-------- RECORDS FOR THIS TASK

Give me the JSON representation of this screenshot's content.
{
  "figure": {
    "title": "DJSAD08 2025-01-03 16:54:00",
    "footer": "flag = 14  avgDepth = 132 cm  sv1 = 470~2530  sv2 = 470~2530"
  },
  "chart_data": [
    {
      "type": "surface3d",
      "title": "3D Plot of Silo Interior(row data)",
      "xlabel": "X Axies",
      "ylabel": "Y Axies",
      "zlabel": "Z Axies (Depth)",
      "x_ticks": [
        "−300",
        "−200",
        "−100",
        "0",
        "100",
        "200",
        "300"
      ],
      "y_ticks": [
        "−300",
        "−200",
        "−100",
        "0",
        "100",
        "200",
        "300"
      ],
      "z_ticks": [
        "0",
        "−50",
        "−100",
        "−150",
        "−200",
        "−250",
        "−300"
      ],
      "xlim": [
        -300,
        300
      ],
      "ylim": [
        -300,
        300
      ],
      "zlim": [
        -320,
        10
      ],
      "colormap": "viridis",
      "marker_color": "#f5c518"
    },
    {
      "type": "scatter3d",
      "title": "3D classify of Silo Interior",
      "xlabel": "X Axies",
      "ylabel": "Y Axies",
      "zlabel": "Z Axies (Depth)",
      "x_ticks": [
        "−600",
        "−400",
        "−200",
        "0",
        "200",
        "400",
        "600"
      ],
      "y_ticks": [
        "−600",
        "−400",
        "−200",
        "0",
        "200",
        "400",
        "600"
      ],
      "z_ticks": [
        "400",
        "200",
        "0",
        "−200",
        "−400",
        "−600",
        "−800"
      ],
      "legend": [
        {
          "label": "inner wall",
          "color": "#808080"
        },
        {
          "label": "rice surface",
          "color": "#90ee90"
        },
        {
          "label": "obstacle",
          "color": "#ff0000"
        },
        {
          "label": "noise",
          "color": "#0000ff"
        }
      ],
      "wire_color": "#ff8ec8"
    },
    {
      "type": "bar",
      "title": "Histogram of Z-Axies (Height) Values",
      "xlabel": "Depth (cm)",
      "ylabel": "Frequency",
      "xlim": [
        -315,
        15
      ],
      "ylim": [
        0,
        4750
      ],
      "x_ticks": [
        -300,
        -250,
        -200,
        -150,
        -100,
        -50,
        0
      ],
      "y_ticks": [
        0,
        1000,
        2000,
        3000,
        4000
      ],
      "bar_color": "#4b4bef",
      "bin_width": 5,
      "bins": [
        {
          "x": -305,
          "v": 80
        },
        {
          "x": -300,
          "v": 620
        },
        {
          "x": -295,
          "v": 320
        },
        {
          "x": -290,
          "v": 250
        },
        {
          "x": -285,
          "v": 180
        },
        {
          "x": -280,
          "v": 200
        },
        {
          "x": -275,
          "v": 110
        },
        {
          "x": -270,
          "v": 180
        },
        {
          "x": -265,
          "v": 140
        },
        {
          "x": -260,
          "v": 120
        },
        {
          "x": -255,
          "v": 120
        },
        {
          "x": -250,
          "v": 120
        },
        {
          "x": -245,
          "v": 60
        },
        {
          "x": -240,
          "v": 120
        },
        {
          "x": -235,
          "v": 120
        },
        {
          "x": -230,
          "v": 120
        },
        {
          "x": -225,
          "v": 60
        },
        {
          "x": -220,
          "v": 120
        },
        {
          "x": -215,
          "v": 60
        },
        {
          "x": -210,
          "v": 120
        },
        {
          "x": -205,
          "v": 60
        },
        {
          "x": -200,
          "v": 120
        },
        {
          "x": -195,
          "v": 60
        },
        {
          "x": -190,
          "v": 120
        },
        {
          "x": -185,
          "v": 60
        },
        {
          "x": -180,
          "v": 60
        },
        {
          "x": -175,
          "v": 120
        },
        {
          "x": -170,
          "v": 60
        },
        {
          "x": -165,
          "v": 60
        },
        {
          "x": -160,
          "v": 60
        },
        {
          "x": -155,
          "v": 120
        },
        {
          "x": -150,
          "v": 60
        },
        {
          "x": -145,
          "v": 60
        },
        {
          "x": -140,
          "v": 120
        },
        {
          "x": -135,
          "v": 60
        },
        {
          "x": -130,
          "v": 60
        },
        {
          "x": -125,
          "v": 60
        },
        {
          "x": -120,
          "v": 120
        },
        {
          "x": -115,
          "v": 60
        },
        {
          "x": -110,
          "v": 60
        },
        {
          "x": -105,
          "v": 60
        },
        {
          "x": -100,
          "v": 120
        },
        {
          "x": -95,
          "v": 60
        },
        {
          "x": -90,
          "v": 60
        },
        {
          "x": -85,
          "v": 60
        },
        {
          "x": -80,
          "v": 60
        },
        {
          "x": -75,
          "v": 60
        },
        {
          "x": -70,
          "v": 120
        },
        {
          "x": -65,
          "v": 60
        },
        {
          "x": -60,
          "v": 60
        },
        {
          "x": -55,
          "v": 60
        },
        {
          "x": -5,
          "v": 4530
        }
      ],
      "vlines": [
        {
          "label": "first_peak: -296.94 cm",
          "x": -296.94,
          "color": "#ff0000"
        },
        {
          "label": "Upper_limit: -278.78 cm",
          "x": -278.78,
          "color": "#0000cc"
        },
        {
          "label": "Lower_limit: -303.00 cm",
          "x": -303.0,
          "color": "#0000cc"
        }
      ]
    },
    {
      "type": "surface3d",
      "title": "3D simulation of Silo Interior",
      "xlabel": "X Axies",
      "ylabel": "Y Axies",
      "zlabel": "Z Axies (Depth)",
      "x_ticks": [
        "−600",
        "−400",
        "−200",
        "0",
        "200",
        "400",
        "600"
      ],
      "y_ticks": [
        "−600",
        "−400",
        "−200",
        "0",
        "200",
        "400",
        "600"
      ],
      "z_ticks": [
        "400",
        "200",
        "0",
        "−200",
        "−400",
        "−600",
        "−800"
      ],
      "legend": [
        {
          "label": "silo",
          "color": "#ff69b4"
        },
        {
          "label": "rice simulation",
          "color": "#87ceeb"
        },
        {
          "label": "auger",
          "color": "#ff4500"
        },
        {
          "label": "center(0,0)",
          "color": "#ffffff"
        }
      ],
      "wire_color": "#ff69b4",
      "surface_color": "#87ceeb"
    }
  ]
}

----------------

** WHAT IS EXPECTED **
Each line in the data that holds the string "type" should be found and copied.

** SOLUTION TO THIS TASK **
      "type": "surface3d",
      "type": "scatter3d",
      "type": "bar",
      "type": "surface3d",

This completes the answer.